## Goal
Restate the entries below verbatim.

## Working data
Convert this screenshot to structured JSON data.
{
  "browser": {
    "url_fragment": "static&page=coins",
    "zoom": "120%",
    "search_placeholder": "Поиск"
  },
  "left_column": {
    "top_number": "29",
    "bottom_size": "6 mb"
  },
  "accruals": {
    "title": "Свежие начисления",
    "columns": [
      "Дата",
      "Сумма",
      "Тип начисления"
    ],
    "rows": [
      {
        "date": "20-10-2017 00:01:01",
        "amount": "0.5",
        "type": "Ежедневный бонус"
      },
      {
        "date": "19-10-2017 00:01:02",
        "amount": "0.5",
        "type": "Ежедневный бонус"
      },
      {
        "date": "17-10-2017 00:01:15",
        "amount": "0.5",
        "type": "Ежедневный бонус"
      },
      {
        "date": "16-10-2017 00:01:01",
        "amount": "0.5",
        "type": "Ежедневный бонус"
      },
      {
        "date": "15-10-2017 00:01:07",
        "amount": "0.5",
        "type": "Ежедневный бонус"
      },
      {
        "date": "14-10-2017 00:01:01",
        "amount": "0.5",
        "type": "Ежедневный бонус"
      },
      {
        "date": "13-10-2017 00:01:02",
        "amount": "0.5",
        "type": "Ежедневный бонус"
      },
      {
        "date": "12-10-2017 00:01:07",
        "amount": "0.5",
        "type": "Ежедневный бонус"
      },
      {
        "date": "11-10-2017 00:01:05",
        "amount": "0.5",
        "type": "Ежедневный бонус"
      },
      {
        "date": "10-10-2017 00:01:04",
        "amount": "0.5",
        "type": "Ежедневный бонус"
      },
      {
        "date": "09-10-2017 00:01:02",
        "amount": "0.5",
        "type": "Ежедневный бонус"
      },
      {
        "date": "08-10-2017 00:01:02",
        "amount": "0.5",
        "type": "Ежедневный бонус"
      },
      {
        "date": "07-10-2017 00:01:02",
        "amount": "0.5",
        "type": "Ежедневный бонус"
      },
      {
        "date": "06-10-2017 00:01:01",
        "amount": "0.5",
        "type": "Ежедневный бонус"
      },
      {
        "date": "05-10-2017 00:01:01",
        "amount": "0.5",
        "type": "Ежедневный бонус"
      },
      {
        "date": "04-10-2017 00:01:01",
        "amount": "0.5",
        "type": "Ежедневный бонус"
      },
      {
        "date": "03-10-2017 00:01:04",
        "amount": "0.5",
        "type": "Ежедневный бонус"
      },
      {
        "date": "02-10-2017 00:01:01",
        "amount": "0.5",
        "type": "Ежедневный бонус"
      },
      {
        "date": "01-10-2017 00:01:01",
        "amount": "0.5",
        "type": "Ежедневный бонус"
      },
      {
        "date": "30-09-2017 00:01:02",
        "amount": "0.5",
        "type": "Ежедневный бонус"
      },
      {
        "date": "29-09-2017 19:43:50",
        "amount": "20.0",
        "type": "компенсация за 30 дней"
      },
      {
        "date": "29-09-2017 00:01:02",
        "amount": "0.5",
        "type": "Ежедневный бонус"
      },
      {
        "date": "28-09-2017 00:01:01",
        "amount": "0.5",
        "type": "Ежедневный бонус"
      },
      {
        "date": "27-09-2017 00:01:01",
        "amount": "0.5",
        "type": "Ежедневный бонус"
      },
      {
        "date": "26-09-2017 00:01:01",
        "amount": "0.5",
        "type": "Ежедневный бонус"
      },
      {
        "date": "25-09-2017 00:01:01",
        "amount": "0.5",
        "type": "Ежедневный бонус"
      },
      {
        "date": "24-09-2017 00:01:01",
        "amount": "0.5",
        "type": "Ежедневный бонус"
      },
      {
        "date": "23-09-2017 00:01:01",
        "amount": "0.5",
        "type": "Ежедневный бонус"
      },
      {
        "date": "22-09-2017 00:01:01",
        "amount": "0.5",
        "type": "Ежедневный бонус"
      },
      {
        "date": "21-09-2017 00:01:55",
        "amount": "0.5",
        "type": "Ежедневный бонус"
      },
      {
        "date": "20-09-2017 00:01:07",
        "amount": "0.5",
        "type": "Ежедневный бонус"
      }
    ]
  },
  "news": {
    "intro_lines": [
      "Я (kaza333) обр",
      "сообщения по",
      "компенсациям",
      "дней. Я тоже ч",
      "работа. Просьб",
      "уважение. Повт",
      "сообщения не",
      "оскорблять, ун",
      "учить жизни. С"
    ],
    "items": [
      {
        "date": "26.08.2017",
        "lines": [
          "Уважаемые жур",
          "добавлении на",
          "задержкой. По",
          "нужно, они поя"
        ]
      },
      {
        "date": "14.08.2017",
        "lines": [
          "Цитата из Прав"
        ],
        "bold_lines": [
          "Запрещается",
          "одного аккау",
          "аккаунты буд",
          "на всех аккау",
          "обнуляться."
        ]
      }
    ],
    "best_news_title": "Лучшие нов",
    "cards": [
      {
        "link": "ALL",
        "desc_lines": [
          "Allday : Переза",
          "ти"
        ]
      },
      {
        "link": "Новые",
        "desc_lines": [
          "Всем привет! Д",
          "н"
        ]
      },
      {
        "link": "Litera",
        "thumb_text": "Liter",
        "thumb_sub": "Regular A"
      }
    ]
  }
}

## Task response
Convert this screenshot to structured JSON data.
{
  "browser": {
    "url_fragment": "static&page=coins",
    "zoom": "120%",
    "search_placeholder": "Поиск"
  },
  "left_column": {
    "top_number": "29",
    "bottom_size": "6 mb"
  },
  "accruals": {
    "title": "Свежие начисления",
    "columns": [
      "Дата",
      "Сумма",
      "Тип начисления"
    ],
    "rows": [
      {
        "date": "20-10-2017 00:01:01",
        "amount": "0.5",
        "type": "Ежедневный бонус"
      },
      {
        "date": "19-10-2017 00:01:02",
        "amount": "0.5",
        "type": "Ежедневный бонус"
      },
      {
        "date": "17-10-2017 00:01:15",
        "amount": "0.5",
        "type": "Ежедневный бонус"
      },
      {
        "date": "16-10-2017 00:01:01",
        "amount": "0.5",
        "type": "Ежедневный бонус"
      },
      {
        "date": "15-10-2017 00:01:07",
        "amount": "0.5",
        "type": "Ежедневный бонус"
      },
      {
        "date": "14-10-2017 00:01:01",
        "amount": "0.5",
        "type": "Ежедневный бонус"
      },
      {
        "date": "13-10-2017 00:01:02",
        "amount": "0.5",
        "type": "Ежедневный бонус"
      },
      {
        "date": "12-10-2017 00:01:07",
        "amount": "0.5",
        "type": "Ежедневный бонус"
      },
      {
        "date": "11-10-2017 00:01:05",
        "amount": "0.5",
        "type": "Ежедневный бонус"
      },
      {
        "date": "10-10-2017 00:01:04",
        "amount": "0.5",
        "type": "Ежедневный бонус"
      },
      {
        "date": "09-10-2017 00:01:02",
        "amount": "0.5",
        "type": "Ежедневный бонус"
      },
      {
        "date": "08-10-2017 00:01:02",
        "amount": "0.5",
        "type": "Ежедневный бонус"
      },
      {
        "date": "07-10-2017 00:01:02",
        "amount": "0.5",
        "type": "Ежедневный бонус"
      },
      {
        "date": "06-10-2017 00:01:01",
        "amount": "0.5",
        "type": "Ежедневный бонус"
      },
      {
        "date": "05-10-2017 00:01:01",
        "amount": "0.5",
        "type": "Ежедневный бонус"
      },
      {
        "date": "04-10-2017 00:01:01",
        "amount": "0.5",
        "type": "Ежедневный бонус"
      },
      {
        "date": "03-10-2017 00:01:04",
        "amount": "0.5",
        "type": "Ежедневный бонус"
      },
      {
        "date": "02-10-2017 00:01:01",
        "amount": "0.5",
        "type": "Ежедневный бонус"
      },
      {
        "date": "01-10-2017 00:01:01",
        "amount": "0.5",
        "type": "Ежедневный бонус"
      },
      {
        "date": "30-09-2017 00:01:02",
        "amount": "0.5",
        "type": "Ежедневный бонус"
      },
      {
        "date": "29-09-2017 19:43:50",
        "amount": "20.0",
        "type": "компенсация за 30 дней"
      },
      {
        "date": "29-09-2017 00:01:02",
        "amount": "0.5",
        "type": "Ежедневный бонус"
      },
      {
        "date": "28-09-2017 00:01:01",
        "amount": "0.5",
        "type": "Ежедневный бонус"
      },
      {
        "date": "27-09-2017 00:01:01",
        "amount": "0.5",
        "type": "Ежедневный бонус"
      },
      {
        "date": "26-09-2017 00:01:01",
        "amount": "0.5",
        "type": "Ежедневный бонус"
      },
      {
        "date": "25-09-2017 00:01:01",
        "amount": "0.5",
        "type": "Ежедневный бонус"
      },
      {
        "date": "24-09-2017 00:01:01",
        "amount": "0.5",
        "type": "Ежедневный бонус"
      },
      {
        "date": "23-09-2017 00:01:01",
        "amount": "0.5",
        "type": "Ежедневный бонус"
      },
      {
        "date": "22-09-2017 00:01:01",
        "amount": "0.5",
        "type": "Ежедневный бонус"
      },
      {
        "date": "21-09-2017 00:01:55",
        "amount": "0.5",
        "type": "Ежедневный бонус"
      },
      {
        "date": "20-09-2017 00:01:07",
        "amount": "0.5",
        "type": "Ежедневный бонус"
      }
    ]
  },
  "news": {
    "intro_lines": [
      "Я (kaza333) обр",
      "сообщения по",
      "компенсациям",
      "дней. Я тоже ч",
      "работа. Просьб",
      "уважение. Повт",
      "сообщения не",
      "оскорблять, ун",
      "учить жизни. С"
    ],
    "items": [
      {
        "date": "26.08.2017",
        "lines": [
          "Уважаемые жур",
          "добавлении на",
          "задержкой. По",
          "нужно, они поя"
        ]
      },
      {
        "date": "14.08.2017",
        "lines": [
          "Цитата из Прав"
        ],
        "bold_lines": [
          "Запрещается",
          "одного аккау",
          "аккаунты буд",
          "на всех аккау",
          "обнуляться."
        ]
      }
    ],
    "best_news_title": "Лучшие нов",
    "cards": [
      {
        "link": "ALL",
        "desc_lines": [
          "Allday : Переза",
          "ти"
        ]
      },
      {
        "link": "Новые",
        "desc_lines": [
          "Всем привет! Д",
          "н"
        ]
      },
      {
        "link": "Litera",
        "thumb_text": "Liter",
        "thumb_sub": "Regular A"
      }
    ]
  }
}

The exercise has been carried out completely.